### Task goal
Would you retype, word for word, the line with "What data populates" and every line after it through the end of the records below?
────
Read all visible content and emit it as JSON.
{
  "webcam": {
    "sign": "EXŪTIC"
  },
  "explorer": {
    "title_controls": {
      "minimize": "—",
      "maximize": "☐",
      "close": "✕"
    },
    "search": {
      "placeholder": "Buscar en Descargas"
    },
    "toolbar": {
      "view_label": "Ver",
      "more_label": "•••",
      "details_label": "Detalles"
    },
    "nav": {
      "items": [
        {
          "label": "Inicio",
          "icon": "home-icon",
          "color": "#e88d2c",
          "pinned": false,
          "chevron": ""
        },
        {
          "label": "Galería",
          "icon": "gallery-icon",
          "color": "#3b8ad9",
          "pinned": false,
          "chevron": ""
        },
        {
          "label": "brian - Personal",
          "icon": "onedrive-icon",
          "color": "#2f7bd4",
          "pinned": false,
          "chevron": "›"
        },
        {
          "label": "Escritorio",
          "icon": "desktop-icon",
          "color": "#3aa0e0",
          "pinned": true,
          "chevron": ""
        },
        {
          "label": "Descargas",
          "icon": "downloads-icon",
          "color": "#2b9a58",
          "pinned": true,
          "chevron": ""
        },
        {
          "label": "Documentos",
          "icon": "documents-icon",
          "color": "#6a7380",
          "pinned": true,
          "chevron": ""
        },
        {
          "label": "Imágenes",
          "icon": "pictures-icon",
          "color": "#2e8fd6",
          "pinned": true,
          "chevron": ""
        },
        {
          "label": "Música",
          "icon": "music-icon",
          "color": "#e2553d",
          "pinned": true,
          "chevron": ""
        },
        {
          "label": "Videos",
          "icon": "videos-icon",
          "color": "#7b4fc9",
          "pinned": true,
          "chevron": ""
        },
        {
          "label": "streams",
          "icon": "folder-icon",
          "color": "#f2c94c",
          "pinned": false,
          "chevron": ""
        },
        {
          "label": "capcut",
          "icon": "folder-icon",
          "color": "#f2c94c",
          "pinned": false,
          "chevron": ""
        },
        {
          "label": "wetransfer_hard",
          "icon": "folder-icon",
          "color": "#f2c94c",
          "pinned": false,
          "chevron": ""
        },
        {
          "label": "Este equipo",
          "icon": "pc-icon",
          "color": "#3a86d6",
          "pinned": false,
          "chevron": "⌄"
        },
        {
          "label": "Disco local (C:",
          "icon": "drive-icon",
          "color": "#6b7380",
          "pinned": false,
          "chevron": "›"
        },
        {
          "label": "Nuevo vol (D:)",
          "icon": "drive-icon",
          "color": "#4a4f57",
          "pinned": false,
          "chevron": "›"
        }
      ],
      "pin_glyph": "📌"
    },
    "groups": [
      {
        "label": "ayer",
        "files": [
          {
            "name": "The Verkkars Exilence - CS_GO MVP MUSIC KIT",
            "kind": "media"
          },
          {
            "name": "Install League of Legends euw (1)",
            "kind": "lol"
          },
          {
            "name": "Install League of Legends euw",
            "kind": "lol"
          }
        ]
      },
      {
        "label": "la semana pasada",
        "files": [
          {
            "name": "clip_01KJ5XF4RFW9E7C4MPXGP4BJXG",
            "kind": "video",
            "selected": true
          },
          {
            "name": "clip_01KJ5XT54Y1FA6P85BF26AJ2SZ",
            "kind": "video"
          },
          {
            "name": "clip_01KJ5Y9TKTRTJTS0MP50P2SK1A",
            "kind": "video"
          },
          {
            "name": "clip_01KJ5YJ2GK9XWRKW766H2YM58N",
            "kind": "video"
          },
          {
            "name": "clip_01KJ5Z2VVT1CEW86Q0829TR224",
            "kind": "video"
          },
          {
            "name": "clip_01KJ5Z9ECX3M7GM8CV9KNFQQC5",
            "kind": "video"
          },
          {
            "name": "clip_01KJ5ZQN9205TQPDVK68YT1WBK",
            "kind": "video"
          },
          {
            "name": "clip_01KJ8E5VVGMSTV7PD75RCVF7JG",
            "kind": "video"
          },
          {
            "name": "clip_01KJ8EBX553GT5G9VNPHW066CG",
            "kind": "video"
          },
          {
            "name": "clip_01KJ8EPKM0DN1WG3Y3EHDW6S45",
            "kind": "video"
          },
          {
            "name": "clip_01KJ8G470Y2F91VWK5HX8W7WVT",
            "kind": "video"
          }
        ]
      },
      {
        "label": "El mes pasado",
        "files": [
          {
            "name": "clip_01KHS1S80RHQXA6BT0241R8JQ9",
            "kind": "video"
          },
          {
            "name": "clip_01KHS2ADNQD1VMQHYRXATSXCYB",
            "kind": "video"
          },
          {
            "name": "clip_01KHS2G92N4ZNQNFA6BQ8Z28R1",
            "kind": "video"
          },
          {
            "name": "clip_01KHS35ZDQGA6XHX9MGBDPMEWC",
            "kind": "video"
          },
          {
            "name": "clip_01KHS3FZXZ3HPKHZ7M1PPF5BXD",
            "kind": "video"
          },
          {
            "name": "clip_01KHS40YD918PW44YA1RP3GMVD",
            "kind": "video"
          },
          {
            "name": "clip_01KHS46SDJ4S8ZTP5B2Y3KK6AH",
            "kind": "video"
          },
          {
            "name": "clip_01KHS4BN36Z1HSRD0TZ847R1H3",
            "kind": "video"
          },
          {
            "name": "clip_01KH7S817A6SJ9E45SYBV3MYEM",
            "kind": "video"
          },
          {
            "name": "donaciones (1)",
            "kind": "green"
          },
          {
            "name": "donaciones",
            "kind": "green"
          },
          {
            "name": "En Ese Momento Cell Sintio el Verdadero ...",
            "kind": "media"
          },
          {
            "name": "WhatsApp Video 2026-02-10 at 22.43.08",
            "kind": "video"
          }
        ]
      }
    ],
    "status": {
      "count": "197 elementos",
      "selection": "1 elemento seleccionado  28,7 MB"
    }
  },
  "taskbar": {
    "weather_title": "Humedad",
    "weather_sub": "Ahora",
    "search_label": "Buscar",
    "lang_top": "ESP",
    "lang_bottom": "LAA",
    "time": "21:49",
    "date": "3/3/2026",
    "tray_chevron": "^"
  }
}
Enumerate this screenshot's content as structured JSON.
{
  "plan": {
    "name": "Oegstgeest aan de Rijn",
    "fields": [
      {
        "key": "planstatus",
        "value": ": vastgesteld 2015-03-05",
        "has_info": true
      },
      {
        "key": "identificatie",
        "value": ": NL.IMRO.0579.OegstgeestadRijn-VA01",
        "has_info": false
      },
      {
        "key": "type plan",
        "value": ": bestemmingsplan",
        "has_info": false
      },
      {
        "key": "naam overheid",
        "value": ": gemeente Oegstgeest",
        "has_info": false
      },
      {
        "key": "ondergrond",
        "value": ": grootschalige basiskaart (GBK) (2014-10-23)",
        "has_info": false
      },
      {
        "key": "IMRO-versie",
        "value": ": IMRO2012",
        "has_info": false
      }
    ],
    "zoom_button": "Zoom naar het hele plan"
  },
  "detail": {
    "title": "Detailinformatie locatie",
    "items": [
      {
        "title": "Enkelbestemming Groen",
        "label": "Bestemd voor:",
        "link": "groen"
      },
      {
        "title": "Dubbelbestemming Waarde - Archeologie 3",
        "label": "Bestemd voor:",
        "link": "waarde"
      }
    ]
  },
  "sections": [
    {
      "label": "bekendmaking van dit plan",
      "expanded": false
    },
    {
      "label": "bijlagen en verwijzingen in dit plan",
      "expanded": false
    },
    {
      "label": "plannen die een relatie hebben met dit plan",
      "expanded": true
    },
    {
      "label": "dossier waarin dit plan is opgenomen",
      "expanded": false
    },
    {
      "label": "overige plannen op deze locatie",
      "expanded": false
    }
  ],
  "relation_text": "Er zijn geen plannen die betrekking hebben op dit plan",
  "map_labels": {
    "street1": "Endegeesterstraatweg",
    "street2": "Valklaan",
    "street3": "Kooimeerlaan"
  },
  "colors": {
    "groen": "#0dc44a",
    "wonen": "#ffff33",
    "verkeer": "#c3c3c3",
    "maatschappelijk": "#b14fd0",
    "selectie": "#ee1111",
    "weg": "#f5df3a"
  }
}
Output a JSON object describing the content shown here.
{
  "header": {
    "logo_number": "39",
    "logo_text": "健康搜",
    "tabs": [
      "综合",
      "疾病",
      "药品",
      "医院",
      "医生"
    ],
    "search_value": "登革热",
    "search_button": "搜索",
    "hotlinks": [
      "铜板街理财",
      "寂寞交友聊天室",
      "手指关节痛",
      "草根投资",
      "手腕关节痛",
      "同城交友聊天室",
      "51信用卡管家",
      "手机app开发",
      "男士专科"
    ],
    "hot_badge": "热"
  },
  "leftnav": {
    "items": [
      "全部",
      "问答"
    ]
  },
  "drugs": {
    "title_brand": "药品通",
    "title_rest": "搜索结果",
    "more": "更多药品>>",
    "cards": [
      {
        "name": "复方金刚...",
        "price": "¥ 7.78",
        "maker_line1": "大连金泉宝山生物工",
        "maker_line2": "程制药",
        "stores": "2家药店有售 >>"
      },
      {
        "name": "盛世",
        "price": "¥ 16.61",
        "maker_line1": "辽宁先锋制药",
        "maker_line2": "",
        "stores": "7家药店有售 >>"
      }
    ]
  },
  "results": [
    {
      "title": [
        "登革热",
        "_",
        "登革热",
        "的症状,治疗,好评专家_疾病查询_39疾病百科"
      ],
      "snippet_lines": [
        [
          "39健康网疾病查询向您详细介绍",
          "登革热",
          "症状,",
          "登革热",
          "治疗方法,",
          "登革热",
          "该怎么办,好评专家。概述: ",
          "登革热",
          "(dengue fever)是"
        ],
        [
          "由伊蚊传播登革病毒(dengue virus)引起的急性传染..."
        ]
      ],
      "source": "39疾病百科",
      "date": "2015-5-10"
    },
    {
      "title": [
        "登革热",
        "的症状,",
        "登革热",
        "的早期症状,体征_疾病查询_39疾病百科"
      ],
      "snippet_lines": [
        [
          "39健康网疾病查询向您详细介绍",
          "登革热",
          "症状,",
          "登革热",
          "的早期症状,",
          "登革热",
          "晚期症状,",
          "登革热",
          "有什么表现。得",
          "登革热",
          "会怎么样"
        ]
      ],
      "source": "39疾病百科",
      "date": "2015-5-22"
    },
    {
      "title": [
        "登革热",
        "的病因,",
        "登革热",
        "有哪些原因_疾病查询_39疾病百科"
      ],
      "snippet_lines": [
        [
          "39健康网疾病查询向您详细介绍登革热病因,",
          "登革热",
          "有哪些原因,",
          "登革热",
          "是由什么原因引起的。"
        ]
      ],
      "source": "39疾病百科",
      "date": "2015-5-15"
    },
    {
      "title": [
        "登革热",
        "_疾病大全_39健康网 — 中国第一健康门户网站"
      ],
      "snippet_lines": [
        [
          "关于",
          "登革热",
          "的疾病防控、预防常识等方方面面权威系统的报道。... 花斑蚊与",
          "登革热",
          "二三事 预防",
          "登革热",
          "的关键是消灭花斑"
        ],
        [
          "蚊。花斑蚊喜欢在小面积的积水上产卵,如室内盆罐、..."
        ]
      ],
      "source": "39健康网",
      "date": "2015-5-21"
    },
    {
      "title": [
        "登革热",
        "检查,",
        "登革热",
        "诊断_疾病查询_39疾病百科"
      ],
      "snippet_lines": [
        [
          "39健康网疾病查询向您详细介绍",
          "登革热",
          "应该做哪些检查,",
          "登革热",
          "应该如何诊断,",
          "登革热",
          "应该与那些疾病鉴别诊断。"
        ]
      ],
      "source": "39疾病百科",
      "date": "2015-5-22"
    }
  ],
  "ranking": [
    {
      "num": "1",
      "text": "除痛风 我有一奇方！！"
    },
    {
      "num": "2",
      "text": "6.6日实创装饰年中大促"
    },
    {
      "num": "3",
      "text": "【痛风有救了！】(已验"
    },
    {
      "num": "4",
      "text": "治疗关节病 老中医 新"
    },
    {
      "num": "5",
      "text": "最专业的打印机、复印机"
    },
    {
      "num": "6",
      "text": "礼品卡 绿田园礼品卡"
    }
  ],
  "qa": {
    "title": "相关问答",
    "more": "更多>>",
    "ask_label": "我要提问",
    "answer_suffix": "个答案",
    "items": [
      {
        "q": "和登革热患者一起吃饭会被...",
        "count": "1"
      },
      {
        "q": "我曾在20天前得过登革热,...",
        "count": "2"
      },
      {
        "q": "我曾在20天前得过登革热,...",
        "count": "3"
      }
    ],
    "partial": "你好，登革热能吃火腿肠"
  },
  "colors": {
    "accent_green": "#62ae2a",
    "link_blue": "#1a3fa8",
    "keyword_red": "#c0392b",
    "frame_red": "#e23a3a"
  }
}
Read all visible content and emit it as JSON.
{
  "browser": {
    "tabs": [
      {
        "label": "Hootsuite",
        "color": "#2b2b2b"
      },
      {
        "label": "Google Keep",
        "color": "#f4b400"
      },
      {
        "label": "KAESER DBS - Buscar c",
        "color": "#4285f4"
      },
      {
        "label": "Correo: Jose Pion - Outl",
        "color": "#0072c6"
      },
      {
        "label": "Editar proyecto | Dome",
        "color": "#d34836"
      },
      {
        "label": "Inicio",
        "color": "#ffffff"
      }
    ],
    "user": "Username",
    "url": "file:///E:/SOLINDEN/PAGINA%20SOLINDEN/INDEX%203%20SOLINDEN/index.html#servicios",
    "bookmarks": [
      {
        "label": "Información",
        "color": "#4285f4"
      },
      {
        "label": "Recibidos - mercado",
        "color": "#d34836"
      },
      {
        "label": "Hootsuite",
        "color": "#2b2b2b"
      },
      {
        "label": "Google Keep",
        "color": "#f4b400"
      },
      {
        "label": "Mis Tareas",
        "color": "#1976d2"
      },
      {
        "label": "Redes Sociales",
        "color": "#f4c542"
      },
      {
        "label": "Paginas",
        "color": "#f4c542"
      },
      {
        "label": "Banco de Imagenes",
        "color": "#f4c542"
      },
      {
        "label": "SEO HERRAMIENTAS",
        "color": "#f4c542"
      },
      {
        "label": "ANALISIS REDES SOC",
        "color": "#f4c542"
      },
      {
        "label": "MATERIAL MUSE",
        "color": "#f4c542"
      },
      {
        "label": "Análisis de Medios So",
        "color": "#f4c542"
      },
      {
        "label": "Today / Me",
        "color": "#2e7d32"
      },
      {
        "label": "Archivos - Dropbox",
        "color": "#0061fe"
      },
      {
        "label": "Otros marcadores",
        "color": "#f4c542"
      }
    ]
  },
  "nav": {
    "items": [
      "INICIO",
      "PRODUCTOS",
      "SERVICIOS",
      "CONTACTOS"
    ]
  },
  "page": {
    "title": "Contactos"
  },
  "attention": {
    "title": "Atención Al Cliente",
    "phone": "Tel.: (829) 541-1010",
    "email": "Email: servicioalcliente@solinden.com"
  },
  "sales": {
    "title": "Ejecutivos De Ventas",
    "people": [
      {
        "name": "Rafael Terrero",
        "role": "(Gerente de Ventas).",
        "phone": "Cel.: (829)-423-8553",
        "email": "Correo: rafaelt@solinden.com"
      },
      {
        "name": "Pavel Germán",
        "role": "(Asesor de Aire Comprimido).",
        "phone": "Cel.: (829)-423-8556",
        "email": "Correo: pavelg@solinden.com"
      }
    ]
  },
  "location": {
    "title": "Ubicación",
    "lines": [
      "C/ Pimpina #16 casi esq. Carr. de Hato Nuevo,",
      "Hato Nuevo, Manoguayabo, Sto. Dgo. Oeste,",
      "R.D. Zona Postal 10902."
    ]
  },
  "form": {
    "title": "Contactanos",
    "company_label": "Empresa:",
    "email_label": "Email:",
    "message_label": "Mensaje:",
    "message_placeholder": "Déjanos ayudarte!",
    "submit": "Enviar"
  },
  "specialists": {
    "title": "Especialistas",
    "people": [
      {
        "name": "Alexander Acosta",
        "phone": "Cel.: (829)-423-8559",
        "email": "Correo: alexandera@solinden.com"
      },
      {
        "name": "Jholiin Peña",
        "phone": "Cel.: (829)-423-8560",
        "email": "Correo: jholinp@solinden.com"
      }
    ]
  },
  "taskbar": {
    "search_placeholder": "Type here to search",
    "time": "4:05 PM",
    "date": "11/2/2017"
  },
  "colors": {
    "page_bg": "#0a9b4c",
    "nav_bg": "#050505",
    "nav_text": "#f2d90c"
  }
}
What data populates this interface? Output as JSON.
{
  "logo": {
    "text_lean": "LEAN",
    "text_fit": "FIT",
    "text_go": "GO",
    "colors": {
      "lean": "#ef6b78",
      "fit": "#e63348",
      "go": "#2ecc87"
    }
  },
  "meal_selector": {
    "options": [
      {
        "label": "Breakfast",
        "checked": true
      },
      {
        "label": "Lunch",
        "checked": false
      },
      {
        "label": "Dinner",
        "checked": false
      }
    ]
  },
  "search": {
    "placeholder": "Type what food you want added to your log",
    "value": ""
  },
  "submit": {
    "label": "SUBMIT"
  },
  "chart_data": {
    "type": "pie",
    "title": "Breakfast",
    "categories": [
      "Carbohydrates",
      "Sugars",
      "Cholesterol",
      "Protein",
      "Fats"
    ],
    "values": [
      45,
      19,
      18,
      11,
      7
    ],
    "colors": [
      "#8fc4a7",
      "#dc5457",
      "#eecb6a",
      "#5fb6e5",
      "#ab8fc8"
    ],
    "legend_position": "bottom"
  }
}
────
### Solution to this problem
What data populates this interface? Output as JSON.
{
  "logo": {
    "text_lean": "LEAN",
    "text_fit": "FIT",
    "text_go": "GO",
    "colors": {
      "lean": "#ef6b78",
      "fit": "#e63348",
      "go": "#2ecc87"
    }
  },
  "meal_selector": {
    "options": [
      {
        "label": "Breakfast",
        "checked": true
      },
      {
        "label": "Lunch",
        "checked": false
      },
      {
        "label": "Dinner",
        "checked": false
      }
    ]
  },
  "search": {
    "placeholder": "Type what food you want added to your log",
    "value": ""
  },
  "submit": {
    "label": "SUBMIT"
  },
  "chart_data": {
    "type": "pie",
    "title": "Breakfast",
    "categories": [
      "Carbohydrates",
      "Sugars",
      "Cholesterol",
      "Protein",
      "Fats"
    ],
    "values": [
      45,
      19,
      18,
      11,
      7
    ],
    "colors": [
      "#8fc4a7",
      "#dc5457",
      "#eecb6a",
      "#5fb6e5",
      "#ab8fc8"
    ],
    "legend_position": "bottom"
  }
}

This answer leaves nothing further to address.